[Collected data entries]
┄┄┄┄┄┄┄┄┄┄┄┄┄┄┄┄┄┄┄┄

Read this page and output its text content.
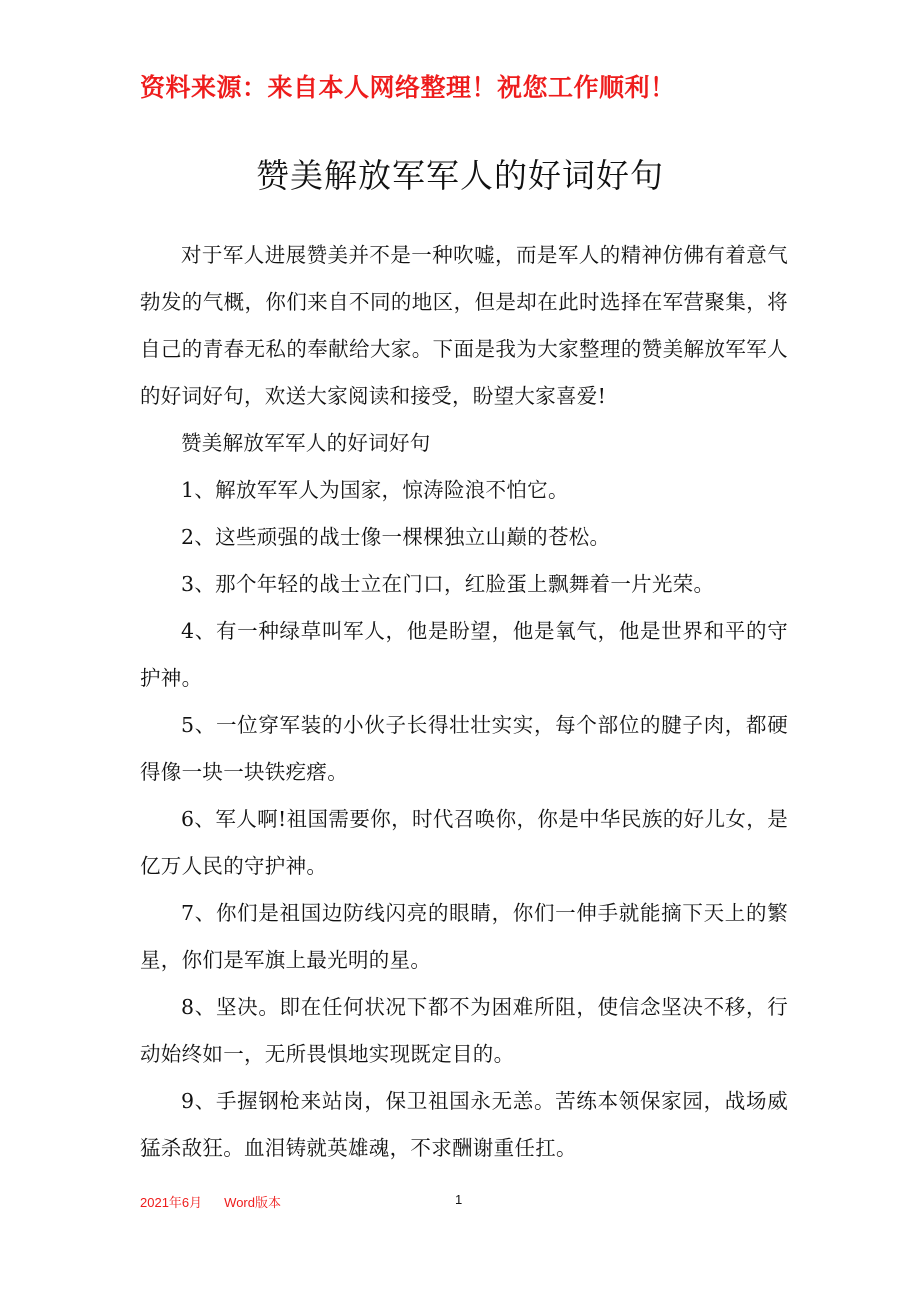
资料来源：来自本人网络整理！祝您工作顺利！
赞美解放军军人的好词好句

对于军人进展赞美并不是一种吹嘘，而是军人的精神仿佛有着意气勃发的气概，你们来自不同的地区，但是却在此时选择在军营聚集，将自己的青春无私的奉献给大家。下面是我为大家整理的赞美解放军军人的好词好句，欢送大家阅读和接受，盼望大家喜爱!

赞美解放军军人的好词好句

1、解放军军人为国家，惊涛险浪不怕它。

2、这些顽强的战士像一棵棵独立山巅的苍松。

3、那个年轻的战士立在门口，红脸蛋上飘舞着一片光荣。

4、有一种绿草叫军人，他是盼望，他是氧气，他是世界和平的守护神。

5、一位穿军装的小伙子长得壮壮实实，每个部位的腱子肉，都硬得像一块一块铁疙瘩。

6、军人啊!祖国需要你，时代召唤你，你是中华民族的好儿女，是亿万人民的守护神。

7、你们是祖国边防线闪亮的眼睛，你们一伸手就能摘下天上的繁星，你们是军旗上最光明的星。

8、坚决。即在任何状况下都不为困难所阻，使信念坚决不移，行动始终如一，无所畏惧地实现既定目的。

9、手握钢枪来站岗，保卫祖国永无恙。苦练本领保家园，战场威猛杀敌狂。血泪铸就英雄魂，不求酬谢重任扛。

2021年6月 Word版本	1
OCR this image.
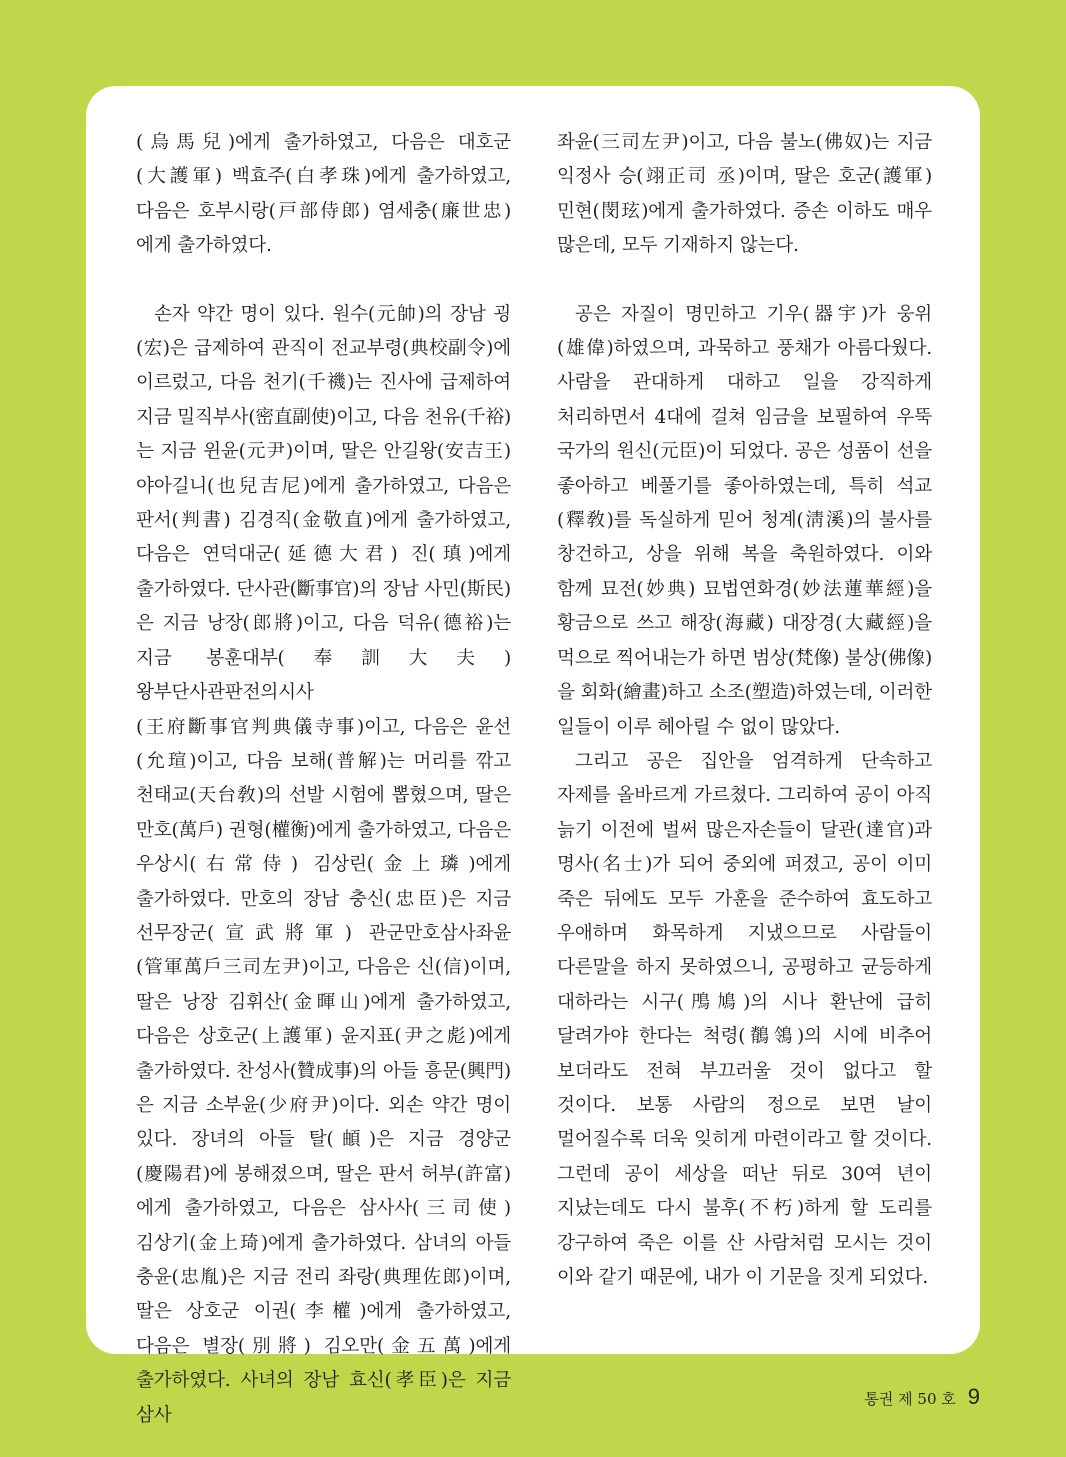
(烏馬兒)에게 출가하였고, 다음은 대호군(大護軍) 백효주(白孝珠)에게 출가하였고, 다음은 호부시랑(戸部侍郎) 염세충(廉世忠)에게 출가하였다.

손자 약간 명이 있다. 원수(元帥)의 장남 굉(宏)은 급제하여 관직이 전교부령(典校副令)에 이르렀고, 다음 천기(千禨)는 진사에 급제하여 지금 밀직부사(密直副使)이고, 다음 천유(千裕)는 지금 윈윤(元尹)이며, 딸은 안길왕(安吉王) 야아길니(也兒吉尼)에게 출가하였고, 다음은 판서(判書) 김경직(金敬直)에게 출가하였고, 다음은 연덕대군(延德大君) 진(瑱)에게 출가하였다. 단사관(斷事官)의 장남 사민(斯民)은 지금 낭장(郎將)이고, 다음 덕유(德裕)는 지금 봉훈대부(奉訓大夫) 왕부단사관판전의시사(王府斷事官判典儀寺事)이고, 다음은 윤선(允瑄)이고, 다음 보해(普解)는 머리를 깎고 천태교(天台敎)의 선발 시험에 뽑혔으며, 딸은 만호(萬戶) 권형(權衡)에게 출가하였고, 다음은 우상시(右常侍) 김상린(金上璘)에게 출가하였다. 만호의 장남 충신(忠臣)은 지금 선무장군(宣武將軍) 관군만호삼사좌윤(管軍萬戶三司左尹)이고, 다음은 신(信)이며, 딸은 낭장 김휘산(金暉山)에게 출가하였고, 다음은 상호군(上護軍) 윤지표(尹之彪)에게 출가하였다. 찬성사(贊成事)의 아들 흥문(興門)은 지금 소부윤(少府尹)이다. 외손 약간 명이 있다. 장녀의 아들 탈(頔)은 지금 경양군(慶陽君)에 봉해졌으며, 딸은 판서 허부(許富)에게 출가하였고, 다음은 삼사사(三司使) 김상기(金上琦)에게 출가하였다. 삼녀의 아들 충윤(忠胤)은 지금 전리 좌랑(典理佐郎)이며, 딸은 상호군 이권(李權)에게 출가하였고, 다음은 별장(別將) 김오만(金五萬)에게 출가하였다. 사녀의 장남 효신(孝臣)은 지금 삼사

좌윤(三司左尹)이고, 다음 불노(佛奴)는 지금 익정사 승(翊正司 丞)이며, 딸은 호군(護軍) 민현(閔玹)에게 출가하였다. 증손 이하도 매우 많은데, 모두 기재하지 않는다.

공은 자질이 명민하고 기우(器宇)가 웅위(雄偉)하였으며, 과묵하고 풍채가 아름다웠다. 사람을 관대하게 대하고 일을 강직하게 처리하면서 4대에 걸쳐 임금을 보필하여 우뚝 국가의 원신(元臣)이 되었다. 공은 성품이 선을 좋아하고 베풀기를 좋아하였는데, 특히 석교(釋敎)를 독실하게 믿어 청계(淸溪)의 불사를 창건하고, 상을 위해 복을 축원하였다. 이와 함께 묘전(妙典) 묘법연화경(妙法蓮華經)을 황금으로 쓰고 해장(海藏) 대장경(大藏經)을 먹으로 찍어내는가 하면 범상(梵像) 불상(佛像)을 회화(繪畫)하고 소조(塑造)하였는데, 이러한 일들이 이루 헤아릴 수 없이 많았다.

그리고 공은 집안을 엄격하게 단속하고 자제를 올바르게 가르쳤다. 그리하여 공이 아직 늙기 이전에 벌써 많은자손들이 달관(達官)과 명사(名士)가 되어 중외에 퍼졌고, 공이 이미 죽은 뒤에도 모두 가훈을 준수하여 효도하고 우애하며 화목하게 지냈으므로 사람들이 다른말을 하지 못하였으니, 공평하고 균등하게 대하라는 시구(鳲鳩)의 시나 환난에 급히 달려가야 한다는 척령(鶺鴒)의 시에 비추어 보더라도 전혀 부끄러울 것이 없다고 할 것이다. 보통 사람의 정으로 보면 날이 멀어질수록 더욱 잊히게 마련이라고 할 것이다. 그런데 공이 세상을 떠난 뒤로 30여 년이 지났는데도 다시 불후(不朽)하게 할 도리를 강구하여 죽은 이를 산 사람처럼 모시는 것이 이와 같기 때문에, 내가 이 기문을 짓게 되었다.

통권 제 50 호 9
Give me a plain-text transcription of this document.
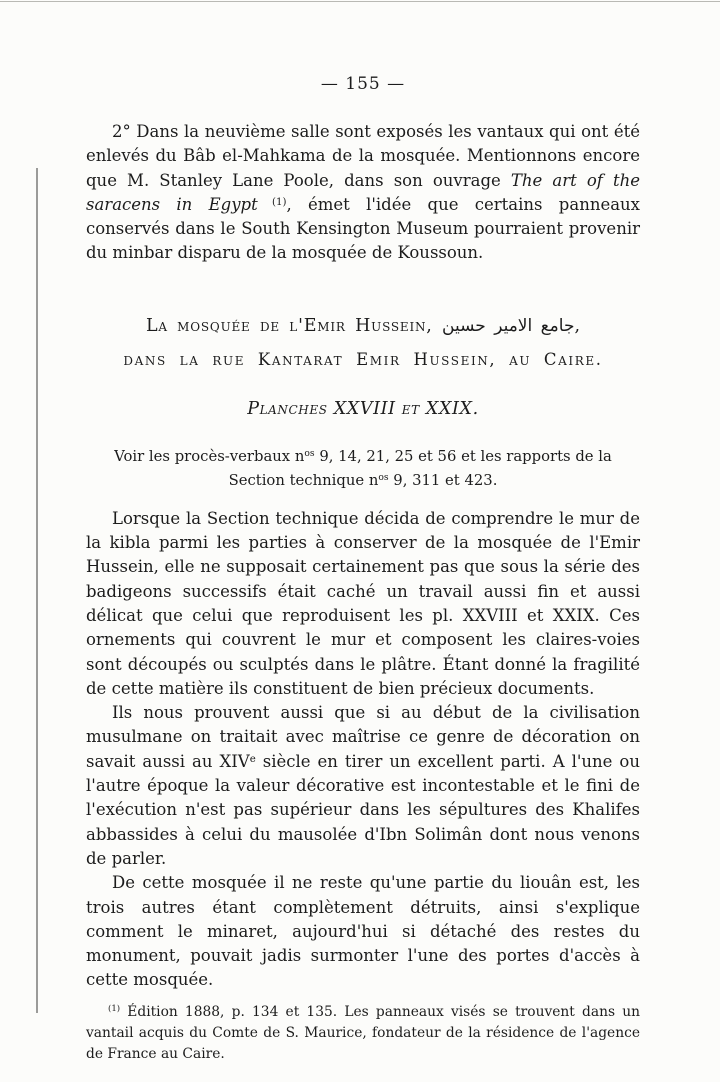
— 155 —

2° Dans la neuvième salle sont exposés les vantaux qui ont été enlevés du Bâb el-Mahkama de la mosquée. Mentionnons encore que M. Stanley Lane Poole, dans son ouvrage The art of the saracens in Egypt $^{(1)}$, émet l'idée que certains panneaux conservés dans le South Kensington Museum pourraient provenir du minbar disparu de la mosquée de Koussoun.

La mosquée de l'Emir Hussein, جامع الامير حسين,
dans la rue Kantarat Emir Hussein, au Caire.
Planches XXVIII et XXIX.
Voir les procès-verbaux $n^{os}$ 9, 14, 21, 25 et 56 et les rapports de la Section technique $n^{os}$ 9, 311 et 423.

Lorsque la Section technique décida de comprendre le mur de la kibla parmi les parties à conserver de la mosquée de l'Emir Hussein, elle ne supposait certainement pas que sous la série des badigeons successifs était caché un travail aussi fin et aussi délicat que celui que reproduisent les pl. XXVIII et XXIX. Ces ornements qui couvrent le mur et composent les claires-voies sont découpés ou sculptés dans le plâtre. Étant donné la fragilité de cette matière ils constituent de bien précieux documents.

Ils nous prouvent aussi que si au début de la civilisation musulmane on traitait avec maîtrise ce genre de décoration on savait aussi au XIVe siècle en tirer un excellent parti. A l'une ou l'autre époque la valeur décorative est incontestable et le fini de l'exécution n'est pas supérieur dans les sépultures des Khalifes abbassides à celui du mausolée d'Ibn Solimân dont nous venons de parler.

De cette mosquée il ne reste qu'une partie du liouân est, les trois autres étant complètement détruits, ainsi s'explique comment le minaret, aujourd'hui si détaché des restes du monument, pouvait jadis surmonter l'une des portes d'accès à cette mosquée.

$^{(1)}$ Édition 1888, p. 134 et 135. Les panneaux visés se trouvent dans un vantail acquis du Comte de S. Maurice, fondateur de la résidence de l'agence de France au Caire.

┄┄┄┄┄┄┄┄┄┄┄┄┄┄┄┄┄┄┄┄

- _Short problem_: Return every line above in which the string "this" occurs.

- _Solution to the problem_:
Read this page and output its text content.
OCR this image.
Give me a plain-text transcription of this document.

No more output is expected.